What the task asks
Find each line with the word "mortality" and copy it.

--- Material for this exercise ---

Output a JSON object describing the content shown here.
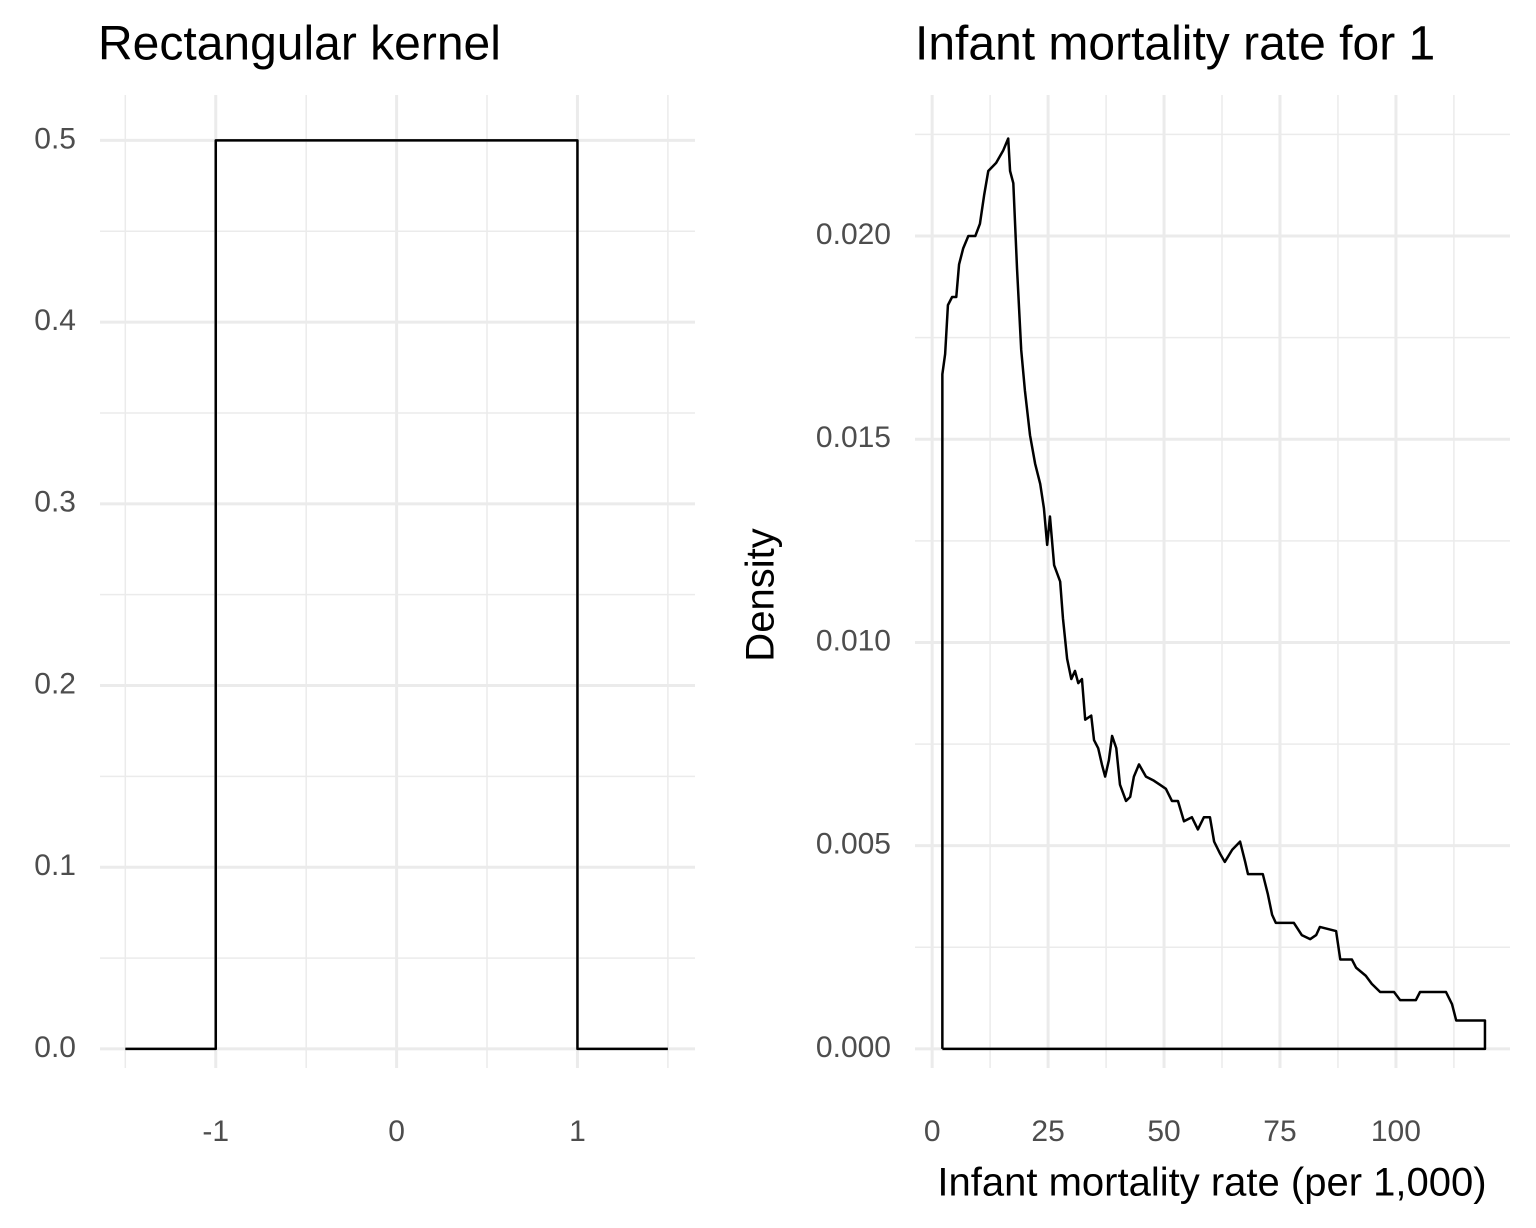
{
  "chart_data": [
    {
      "type": "line",
      "title": "Rectangular kernel",
      "x": [
        -1.5,
        -1,
        -1,
        1,
        1,
        1.5
      ],
      "values": [
        0,
        0,
        0.5,
        0.5,
        0,
        0
      ],
      "color": "#000000",
      "xlim": [
        -1.64,
        1.65
      ],
      "ylim": [
        -0.0105,
        0.525
      ],
      "xticks": [
        -1,
        0,
        1
      ],
      "yticks": [
        {
          "value": 0,
          "label": "0.0"
        },
        0.1,
        0.2,
        0.3,
        0.4,
        0.5
      ],
      "grid": true
    },
    {
      "type": "line",
      "title": "Infant mortality rate for 1",
      "x_label": "Infant mortality rate (per 1,000)",
      "y_label": "Density",
      "x": [
        2.2,
        2.2,
        2.8,
        3.4,
        4.3,
        5.2,
        5.8,
        6.7,
        7.8,
        9.3,
        10.3,
        11.2,
        12.1,
        13.8,
        15.3,
        16.4,
        16.8,
        17.5,
        18.3,
        19.2,
        20.0,
        21.1,
        22.2,
        23.3,
        24.1,
        24.8,
        25.4,
        26.3,
        27.6,
        28.2,
        29.1,
        30.0,
        30.8,
        31.5,
        32.3,
        33.0,
        34.3,
        34.9,
        35.8,
        36.6,
        37.3,
        38.1,
        38.8,
        39.7,
        40.5,
        41.8,
        42.7,
        43.5,
        44.6,
        46.1,
        47.8,
        49.1,
        50.4,
        51.7,
        53.0,
        54.3,
        56.0,
        57.3,
        58.6,
        59.9,
        60.8,
        62.1,
        63.1,
        64.7,
        66.4,
        67.5,
        68.1,
        71.3,
        72.4,
        73.3,
        74.1,
        78.0,
        79.7,
        81.5,
        82.8,
        83.6,
        87.1,
        88.0,
        90.5,
        91.4,
        93.5,
        94.8,
        96.6,
        99.6,
        100.9,
        104.3,
        105.2,
        110.8,
        112.1,
        113.0,
        119.2,
        119.2,
        2.2
      ],
      "values": [
        0,
        0.0166,
        0.0171,
        0.0183,
        0.0185,
        0.0185,
        0.0193,
        0.0197,
        0.02,
        0.02,
        0.0203,
        0.021,
        0.0216,
        0.0218,
        0.0221,
        0.0224,
        0.0216,
        0.0213,
        0.0192,
        0.0172,
        0.0162,
        0.0151,
        0.0144,
        0.0139,
        0.0133,
        0.0124,
        0.0131,
        0.0119,
        0.0115,
        0.0106,
        0.0096,
        0.0091,
        0.0093,
        0.009,
        0.0091,
        0.0081,
        0.0082,
        0.0076,
        0.0074,
        0.007,
        0.0067,
        0.0071,
        0.0077,
        0.0074,
        0.0065,
        0.0061,
        0.0062,
        0.0067,
        0.007,
        0.0067,
        0.0066,
        0.0065,
        0.0064,
        0.0061,
        0.0061,
        0.0056,
        0.0057,
        0.0054,
        0.0057,
        0.0057,
        0.0051,
        0.0048,
        0.0046,
        0.0049,
        0.0051,
        0.0046,
        0.0043,
        0.0043,
        0.0038,
        0.0033,
        0.0031,
        0.0031,
        0.0028,
        0.0027,
        0.0028,
        0.003,
        0.0029,
        0.0022,
        0.0022,
        0.002,
        0.0018,
        0.0016,
        0.0014,
        0.0014,
        0.0012,
        0.0012,
        0.0014,
        0.0014,
        0.0011,
        0.0007,
        0.0007,
        0,
        0
      ],
      "color": "#000000",
      "xlim": [
        -3.7,
        124.6
      ],
      "ylim": [
        -0.00047,
        0.02347
      ],
      "xticks": [
        0,
        25,
        50,
        75,
        100
      ],
      "yticks": [
        {
          "value": 0,
          "label": "0.000"
        },
        0.005,
        {
          "value": 0.01,
          "label": "0.010"
        },
        0.015,
        {
          "value": 0.02,
          "label": "0.020"
        }
      ],
      "grid": true
    }
  ]
}
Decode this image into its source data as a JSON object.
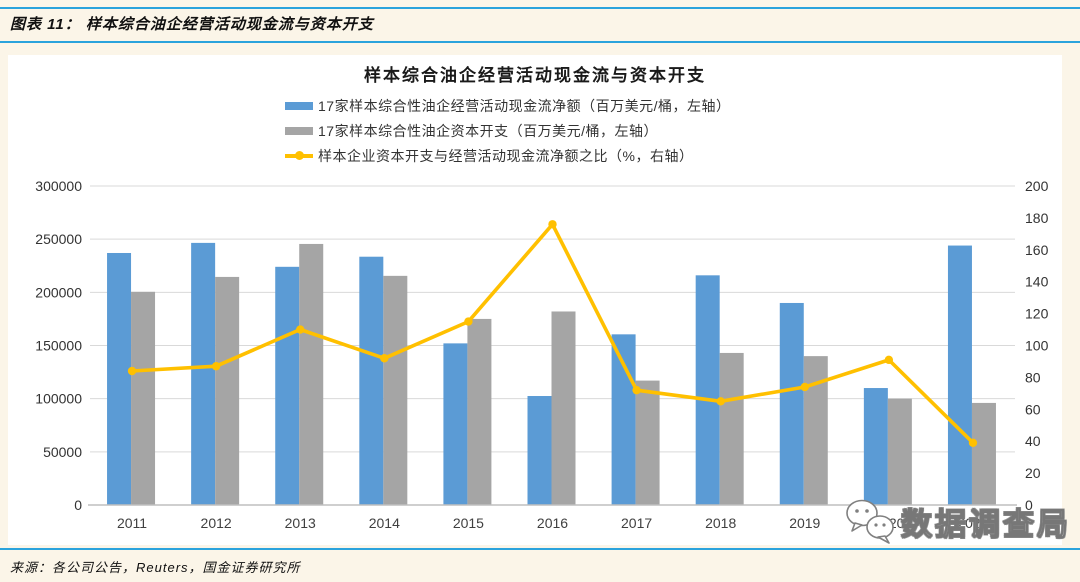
{
  "header": {
    "caption": "图表 11：  样本综合油企经营活动现金流与资本开支"
  },
  "source_note": "来源：各公司公告，Reuters，国金证券研究所",
  "watermark_text": "数据调查局",
  "colors": {
    "accent_rule_blue": "#2BA3DC",
    "page_background": "#FBF5E8",
    "panel_background": "#FFFFFF",
    "bar_blue": "#5B9BD5",
    "bar_gray": "#A5A5A5",
    "line_yellow": "#FFC000"
  },
  "chart_data": {
    "type": "bar",
    "subtype": "grouped-bars-with-line-overlay",
    "title": "样本综合油企经营活动现金流与资本开支",
    "categories": [
      "2011",
      "2012",
      "2013",
      "2014",
      "2015",
      "2016",
      "2017",
      "2018",
      "2019",
      "2020",
      "2021"
    ],
    "series": [
      {
        "name": "17家样本综合性油企经营活动现金流净额（百万美元/桶，左轴）",
        "type": "bar",
        "axis": "left",
        "color": "#5B9BD5",
        "values": [
          237000,
          246500,
          224000,
          233500,
          152000,
          102500,
          160500,
          216000,
          190000,
          110000,
          244000
        ]
      },
      {
        "name": "17家样本综合性油企资本开支（百万美元/桶，左轴）",
        "type": "bar",
        "axis": "left",
        "color": "#A5A5A5",
        "values": [
          200500,
          214500,
          245500,
          215500,
          175000,
          182000,
          117000,
          143000,
          140000,
          100000,
          96000
        ]
      },
      {
        "name": "样本企业资本开支与经营活动现金流净额之比（%，右轴）",
        "type": "line",
        "axis": "right",
        "color": "#FFC000",
        "values": [
          84,
          87,
          110,
          92,
          115,
          176,
          72,
          65,
          74,
          91,
          39
        ]
      }
    ],
    "left_axis": {
      "min": 0,
      "max": 300000,
      "step": 50000,
      "ticks": [
        0,
        50000,
        100000,
        150000,
        200000,
        250000,
        300000
      ]
    },
    "right_axis": {
      "min": 0,
      "max": 200,
      "step": 20,
      "ticks": [
        0,
        20,
        40,
        60,
        80,
        100,
        120,
        140,
        160,
        180,
        200
      ]
    },
    "grid": true,
    "legend_position": "top-center"
  }
}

---

Answer below
      "title": "Infant mortality rate for 1",
      "x_label": "Infant mortality rate (per 1,000)",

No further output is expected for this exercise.